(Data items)
--- begin ---

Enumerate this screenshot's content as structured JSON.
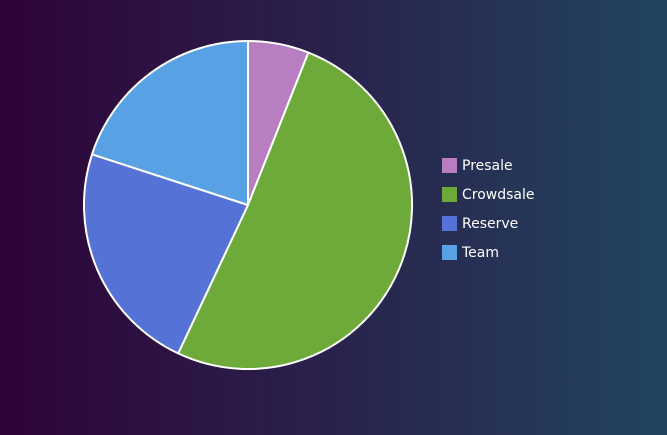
{
  "chart_data": {
    "type": "pie",
    "title": "",
    "series": [
      {
        "name": "Presale",
        "value": 6,
        "color": "#b97dc1"
      },
      {
        "name": "Crowdsale",
        "value": 51,
        "color": "#6eaa3a"
      },
      {
        "name": "Reserve",
        "value": 23,
        "color": "#5572d6"
      },
      {
        "name": "Team",
        "value": 20,
        "color": "#58a1e4"
      }
    ],
    "legend_position": "right",
    "slice_border_color": "#ffffff"
  }
}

--- end ---

YOUR GOAL. Repeat the data exactly, without the pictures.

EXPECTED ANSWER.
Enumerate this screenshot's content as structured JSON.
{
  "chart_data": {
    "type": "pie",
    "title": "",
    "series": [
      {
        "name": "Presale",
        "value": 6,
        "color": "#b97dc1"
      },
      {
        "name": "Crowdsale",
        "value": 51,
        "color": "#6eaa3a"
      },
      {
        "name": "Reserve",
        "value": 23,
        "color": "#5572d6"
      },
      {
        "name": "Team",
        "value": 20,
        "color": "#58a1e4"
      }
    ],
    "legend_position": "right",
    "slice_border_color": "#ffffff"
  }
}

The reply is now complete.